DESCRIPTION OF THE TASK:
In the stretch of the 12c adaptive sampling article from "In previous releases" through "(92254.000000) * sel (0.023810)", swap "cardinality" for "row count" and write the passage out again.

SELECTED EXTRACT:
Chinar Aliyev

12c Adaptive Sampling: part II
This is the second article of my 12c Adaptive Sampling series. In part I, we saw how dynamic sampling estimates single table and group by cardinality. In this part we will focus on how Adaptive Dynamic Sampling works with joins.

The model

Let's create the following two tables and gather statistics without histograms
 
create table t1
as select * from dba_users;
 
create table t2
as select * from dba_objects;
 
 
execute dbms_stats.gather_table_stats(user,'t1',method_opt=>'for all columns size 1');
execute dbms_stats.gather_table_stats(user,'t2',method_opt=>'for all columns size 1');
 
Then I will set the optimizer_dynamic_sampling to the new 12c value (11)
 
alter session set optimizer_dynamic_sampling=11;
 
And finally I will execute the following simple two table join query
 
 
select count(*)
from
t1,t2
where t1.username=t2.owner;
 
The execution plan of the above query is

SQL_ID  a28zr3kmq7psn, child number 0
-------------------------------------
---------------------------------------------------------------
| Id  | Operation           | Name | Starts | E-Rows | A-Rows |
---------------------------------------------------------------
|   0 | SELECT STATEMENT    |      |      1 |        |      1 |
|   1 |  SORT AGGREGATE     |      |      1 |      1 |      1 |
|*  2 |   HASH JOIN         |      |      1 |  52070 |  55220 |
|   3 |    TABLE ACCESS FULL| T1   |      1 |     42 |     42 |
|   4 |    TABLE ACCESS FULL| T2   |      1 |  92254 |  92254 |
---------------------------------------------------------------
Predicate Information (identified by operation id):
---------------------------------------------------
2 - access("T1"."USERNAME"="T2"."OWNER")
Note
-----
- dynamic statistics used: dynamic sampling (level=AUTO)
 

The investigation

 

In previous releases dynamic sampling has not applied to estimate join cardinality. So above estimation is enough good. By looking at the corresponding below 10053 and 10046 trace files respectively
 
10053 trace file
SPD: Return code in qosdDSDirSetup: NOCTX, estType = JOIN
Join Card: 92254.000000 = outer (42.000000) * inner (92254.000000) * sel (0.023810)

MATERIAL SHOWN:
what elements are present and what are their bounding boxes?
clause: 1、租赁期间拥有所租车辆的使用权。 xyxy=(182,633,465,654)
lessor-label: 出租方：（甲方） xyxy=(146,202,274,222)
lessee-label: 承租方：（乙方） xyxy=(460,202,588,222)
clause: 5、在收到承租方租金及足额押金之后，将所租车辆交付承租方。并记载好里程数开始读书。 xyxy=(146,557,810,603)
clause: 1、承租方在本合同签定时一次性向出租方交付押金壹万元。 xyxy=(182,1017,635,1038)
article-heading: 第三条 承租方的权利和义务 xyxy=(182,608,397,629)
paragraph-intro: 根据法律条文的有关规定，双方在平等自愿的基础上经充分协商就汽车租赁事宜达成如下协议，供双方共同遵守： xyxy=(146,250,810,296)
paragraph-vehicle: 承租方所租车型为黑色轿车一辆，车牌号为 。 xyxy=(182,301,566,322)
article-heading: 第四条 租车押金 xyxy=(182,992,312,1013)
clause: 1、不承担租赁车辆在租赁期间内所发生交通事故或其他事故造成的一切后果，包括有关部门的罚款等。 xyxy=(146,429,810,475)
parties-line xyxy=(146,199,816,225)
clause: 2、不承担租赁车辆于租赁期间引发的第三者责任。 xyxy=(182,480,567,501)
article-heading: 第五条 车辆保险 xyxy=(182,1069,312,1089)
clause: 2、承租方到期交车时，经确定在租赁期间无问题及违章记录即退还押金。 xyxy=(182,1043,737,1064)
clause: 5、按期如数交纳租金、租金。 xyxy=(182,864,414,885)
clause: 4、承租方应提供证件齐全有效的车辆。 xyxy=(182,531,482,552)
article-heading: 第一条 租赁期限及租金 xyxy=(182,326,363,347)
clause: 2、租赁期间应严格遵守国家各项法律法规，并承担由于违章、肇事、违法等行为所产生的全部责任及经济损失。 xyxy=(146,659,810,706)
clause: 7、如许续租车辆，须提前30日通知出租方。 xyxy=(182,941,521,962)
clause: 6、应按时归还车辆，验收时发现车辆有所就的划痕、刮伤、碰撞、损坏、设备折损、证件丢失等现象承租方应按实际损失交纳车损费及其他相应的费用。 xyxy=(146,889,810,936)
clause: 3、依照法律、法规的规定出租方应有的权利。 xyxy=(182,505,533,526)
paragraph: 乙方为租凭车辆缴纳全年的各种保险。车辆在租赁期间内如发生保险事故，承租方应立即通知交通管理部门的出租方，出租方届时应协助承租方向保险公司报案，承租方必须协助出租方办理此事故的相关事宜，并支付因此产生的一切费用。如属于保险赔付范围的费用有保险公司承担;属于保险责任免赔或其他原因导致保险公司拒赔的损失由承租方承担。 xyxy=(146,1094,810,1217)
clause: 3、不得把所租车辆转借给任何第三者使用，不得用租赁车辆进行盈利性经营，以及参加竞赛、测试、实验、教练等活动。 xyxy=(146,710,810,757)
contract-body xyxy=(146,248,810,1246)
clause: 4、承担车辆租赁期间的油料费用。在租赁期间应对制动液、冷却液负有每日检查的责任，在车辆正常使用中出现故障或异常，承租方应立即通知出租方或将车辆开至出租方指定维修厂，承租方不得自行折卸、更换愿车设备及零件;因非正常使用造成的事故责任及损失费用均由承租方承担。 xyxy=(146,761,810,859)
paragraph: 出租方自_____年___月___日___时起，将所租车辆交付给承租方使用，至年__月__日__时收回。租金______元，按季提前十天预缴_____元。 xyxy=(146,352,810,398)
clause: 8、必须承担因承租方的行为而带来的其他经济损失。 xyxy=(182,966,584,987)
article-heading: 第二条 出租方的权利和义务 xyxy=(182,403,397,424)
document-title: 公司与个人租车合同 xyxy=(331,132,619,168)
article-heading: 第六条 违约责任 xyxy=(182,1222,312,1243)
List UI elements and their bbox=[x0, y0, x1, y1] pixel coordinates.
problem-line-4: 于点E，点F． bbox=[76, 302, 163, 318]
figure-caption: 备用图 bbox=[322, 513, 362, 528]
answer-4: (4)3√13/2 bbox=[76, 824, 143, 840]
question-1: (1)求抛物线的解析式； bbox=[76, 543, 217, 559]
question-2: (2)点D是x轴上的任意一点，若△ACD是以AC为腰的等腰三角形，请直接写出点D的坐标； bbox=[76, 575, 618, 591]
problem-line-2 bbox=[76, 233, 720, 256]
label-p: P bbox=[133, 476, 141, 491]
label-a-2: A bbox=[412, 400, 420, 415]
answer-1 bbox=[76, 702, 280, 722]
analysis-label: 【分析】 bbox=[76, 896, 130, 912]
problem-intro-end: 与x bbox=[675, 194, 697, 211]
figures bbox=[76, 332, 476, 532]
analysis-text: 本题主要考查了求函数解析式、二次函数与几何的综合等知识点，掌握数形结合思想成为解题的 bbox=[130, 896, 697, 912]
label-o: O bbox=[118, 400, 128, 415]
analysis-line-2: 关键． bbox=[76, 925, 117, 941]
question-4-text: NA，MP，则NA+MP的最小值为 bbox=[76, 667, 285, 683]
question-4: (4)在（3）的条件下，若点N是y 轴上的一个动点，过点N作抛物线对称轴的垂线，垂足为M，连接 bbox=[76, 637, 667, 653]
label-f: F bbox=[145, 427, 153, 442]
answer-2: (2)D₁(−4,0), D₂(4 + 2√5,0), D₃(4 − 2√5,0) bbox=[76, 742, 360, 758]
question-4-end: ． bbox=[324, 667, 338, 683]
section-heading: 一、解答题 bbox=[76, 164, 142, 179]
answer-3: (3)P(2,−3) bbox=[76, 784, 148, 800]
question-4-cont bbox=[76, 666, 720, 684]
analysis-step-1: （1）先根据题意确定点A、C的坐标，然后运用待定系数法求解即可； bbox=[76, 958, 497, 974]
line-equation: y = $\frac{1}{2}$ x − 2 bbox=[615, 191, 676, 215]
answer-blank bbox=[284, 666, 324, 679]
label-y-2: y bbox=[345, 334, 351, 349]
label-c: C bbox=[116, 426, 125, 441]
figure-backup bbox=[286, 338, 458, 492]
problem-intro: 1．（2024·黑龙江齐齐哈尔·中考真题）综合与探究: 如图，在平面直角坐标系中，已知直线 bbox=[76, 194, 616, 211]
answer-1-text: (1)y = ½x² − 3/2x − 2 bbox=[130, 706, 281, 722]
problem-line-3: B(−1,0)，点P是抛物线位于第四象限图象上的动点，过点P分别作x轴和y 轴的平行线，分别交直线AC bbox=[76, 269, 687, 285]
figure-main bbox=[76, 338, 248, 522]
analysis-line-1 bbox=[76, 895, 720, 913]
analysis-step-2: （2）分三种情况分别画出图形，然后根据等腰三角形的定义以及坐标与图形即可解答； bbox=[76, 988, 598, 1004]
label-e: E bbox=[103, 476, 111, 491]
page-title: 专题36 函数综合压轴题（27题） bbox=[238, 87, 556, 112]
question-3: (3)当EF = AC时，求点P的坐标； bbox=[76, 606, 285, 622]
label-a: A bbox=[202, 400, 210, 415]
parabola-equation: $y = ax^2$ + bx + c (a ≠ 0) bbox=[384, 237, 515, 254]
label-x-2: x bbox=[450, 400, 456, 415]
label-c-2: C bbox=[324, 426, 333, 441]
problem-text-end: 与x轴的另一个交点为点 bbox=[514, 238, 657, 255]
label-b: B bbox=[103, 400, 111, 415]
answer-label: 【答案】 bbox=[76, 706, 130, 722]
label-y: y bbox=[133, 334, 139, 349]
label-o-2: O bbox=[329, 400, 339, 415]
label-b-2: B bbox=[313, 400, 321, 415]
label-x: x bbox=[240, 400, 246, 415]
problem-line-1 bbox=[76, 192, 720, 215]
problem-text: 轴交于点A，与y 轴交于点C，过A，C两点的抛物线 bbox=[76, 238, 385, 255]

ANSWER TO THE PROBLEM:
In previous releases dynamic sampling has not applied to estimate join row count. So above estimation is enough good. By looking at the corresponding below 10053 and 10046 trace files respectively
 
10053 trace file
SPD: Return code in qosdDSDirSetup: NOCTX, estType = JOIN
Join Card: 92254.000000 = outer (42.000000) * inner (92254.000000) * sel (0.023810)